## GIVEN PROBLEM
Copy each line exactly. Leave nothing out.

## INFORMATION SUPPLIED
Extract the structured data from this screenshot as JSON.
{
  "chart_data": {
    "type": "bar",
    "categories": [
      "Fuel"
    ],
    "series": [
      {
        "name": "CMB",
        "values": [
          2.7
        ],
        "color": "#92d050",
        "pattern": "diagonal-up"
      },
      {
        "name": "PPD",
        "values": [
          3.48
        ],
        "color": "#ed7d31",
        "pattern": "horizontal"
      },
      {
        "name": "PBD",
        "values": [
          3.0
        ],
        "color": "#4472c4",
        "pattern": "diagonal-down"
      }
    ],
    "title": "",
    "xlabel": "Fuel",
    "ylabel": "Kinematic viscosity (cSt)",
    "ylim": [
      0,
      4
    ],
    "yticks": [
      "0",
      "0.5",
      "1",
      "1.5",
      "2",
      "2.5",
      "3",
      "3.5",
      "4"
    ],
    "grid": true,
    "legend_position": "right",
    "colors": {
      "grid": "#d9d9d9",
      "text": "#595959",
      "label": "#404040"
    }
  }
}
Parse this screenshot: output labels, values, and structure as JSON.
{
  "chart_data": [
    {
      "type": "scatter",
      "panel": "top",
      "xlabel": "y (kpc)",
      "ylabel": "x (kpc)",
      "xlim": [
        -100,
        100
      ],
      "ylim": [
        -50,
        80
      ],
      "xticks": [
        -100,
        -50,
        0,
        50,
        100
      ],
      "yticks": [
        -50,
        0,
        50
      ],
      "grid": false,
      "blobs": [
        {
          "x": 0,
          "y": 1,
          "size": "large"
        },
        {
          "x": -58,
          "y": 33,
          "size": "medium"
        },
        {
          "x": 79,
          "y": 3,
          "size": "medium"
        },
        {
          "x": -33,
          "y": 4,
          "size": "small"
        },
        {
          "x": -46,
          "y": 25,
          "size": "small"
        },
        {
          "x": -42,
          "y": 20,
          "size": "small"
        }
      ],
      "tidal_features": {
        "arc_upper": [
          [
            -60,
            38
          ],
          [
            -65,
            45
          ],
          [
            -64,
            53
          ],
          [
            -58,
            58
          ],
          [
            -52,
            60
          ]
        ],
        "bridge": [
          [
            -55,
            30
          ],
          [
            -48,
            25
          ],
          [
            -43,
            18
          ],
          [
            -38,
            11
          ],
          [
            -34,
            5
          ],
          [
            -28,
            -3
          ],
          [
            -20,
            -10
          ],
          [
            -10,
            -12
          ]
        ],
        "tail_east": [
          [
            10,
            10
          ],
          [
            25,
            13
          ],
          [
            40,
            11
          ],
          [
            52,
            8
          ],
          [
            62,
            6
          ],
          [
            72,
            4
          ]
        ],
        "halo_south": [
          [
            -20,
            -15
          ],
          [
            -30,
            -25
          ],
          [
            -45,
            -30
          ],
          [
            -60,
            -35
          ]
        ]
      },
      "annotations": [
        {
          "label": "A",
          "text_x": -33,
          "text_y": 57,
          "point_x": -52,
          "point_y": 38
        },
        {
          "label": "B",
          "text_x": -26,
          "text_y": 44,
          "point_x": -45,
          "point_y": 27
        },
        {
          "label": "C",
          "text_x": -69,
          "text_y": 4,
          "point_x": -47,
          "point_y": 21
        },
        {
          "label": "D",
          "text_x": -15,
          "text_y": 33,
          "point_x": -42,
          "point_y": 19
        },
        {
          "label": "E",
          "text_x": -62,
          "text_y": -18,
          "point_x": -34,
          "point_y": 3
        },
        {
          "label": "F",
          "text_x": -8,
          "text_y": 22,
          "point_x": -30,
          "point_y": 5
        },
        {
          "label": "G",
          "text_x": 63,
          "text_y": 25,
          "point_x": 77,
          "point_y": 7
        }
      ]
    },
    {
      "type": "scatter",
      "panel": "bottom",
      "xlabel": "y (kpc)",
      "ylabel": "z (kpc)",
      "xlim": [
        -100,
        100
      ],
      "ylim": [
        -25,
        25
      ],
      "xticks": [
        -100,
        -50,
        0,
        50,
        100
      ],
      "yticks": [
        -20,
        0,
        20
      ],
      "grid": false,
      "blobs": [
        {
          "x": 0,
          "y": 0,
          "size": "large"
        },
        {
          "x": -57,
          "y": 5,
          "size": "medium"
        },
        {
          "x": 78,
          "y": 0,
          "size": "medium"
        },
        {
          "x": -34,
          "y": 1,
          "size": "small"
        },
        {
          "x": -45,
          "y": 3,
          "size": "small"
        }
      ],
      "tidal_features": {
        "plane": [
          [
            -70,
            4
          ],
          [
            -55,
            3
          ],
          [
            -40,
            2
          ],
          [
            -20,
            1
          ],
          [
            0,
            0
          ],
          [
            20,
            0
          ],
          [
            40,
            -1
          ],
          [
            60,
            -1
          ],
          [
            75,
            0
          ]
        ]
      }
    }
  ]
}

## RESPONSE TO THIS EXERCISE
Extract the structured data from this screenshot as JSON.
{
  "chart_data": {
    "type": "bar",
    "categories": [
      "Fuel"
    ],
    "series": [
      {
        "name": "CMB",
        "values": [
          2.7
        ],
        "color": "#92d050",
        "pattern": "diagonal-up"
      },
      {
        "name": "PPD",
        "values": [
          3.48
        ],
        "color": "#ed7d31",
        "pattern": "horizontal"
      },
      {
        "name": "PBD",
        "values": [
          3.0
        ],
        "color": "#4472c4",
        "pattern": "diagonal-down"
      }
    ],
    "title": "",
    "xlabel": "Fuel",
    "ylabel": "Kinematic viscosity (cSt)",
    "ylim": [
      0,
      4
    ],
    "yticks": [
      "0",
      "0.5",
      "1",
      "1.5",
      "2",
      "2.5",
      "3",
      "3.5",
      "4"
    ],
    "grid": true,
    "legend_position": "right",
    "colors": {
      "grid": "#d9d9d9",
      "text": "#595959",
      "label": "#404040"
    }
  }
}
Parse this screenshot: output labels, values, and structure as JSON.
{
  "chart_data": [
    {
      "type": "scatter",
      "panel": "top",
      "xlabel": "y (kpc)",
      "ylabel": "x (kpc)",
      "xlim": [
        -100,
        100
      ],
      "ylim": [
        -50,
        80
      ],
      "xticks": [
        -100,
        -50,
        0,
        50,
        100
      ],
      "yticks": [
        -50,
        0,
        50
      ],
      "grid": false,
      "blobs": [
        {
          "x": 0,
          "y": 1,
          "size": "large"
        },
        {
          "x": -58,
          "y": 33,
          "size": "medium"
        },
        {
          "x": 79,
          "y": 3,
          "size": "medium"
        },
        {
          "x": -33,
          "y": 4,
          "size": "small"
        },
        {
          "x": -46,
          "y": 25,
          "size": "small"
        },
        {
          "x": -42,
          "y": 20,
          "size": "small"
        }
      ],
      "tidal_features": {
        "arc_upper": [
          [
            -60,
            38
          ],
          [
            -65,
            45
          ],
          [
            -64,
            53
          ],
          [
            -58,
            58
          ],
          [
            -52,
            60
          ]
        ],
        "bridge": [
          [
            -55,
            30
          ],
          [
            -48,
            25
          ],
          [
            -43,
            18
          ],
          [
            -38,
            11
          ],
          [
            -34,
            5
          ],
          [
            -28,
            -3
          ],
          [
            -20,
            -10
          ],
          [
            -10,
            -12
          ]
        ],
        "tail_east": [
          [
            10,
            10
          ],
          [
            25,
            13
          ],
          [
            40,
            11
          ],
          [
            52,
            8
          ],
          [
            62,
            6
          ],
          [
            72,
            4
          ]
        ],
        "halo_south": [
          [
            -20,
            -15
          ],
          [
            -30,
            -25
          ],
          [
            -45,
            -30
          ],
          [
            -60,
            -35
          ]
        ]
      },
      "annotations": [
        {
          "label": "A",
          "text_x": -33,
          "text_y": 57,
          "point_x": -52,
          "point_y": 38
        },
        {
          "label": "B",
          "text_x": -26,
          "text_y": 44,
          "point_x": -45,
          "point_y": 27
        },
        {
          "label": "C",
          "text_x": -69,
          "text_y": 4,
          "point_x": -47,
          "point_y": 21
        },
        {
          "label": "D",
          "text_x": -15,
          "text_y": 33,
          "point_x": -42,
          "point_y": 19
        },
        {
          "label": "E",
          "text_x": -62,
          "text_y": -18,
          "point_x": -34,
          "point_y": 3
        },
        {
          "label": "F",
          "text_x": -8,
          "text_y": 22,
          "point_x": -30,
          "point_y": 5
        },
        {
          "label": "G",
          "text_x": 63,
          "text_y": 25,
          "point_x": 77,
          "point_y": 7
        }
      ]
    },
    {
      "type": "scatter",
      "panel": "bottom",
      "xlabel": "y (kpc)",
      "ylabel": "z (kpc)",
      "xlim": [
        -100,
        100
      ],
      "ylim": [
        -25,
        25
      ],
      "xticks": [
        -100,
        -50,
        0,
        50,
        100
      ],
      "yticks": [
        -20,
        0,
        20
      ],
      "grid": false,
      "blobs": [
        {
          "x": 0,
          "y": 0,
          "size": "large"
        },
        {
          "x": -57,
          "y": 5,
          "size": "medium"
        },
        {
          "x": 78,
          "y": 0,
          "size": "medium"
        },
        {
          "x": -34,
          "y": 1,
          "size": "small"
        },
        {
          "x": -45,
          "y": 3,
          "size": "small"
        }
      ],
      "tidal_features": {
        "plane": [
          [
            -70,
            4
          ],
          [
            -55,
            3
          ],
          [
            -40,
            2
          ],
          [
            -20,
            1
          ],
          [
            0,
            0
          ],
          [
            20,
            0
          ],
          [
            40,
            -1
          ],
          [
            60,
            -1
          ],
          [
            75,
            0
          ]
        ]
      }
    }
  ]
}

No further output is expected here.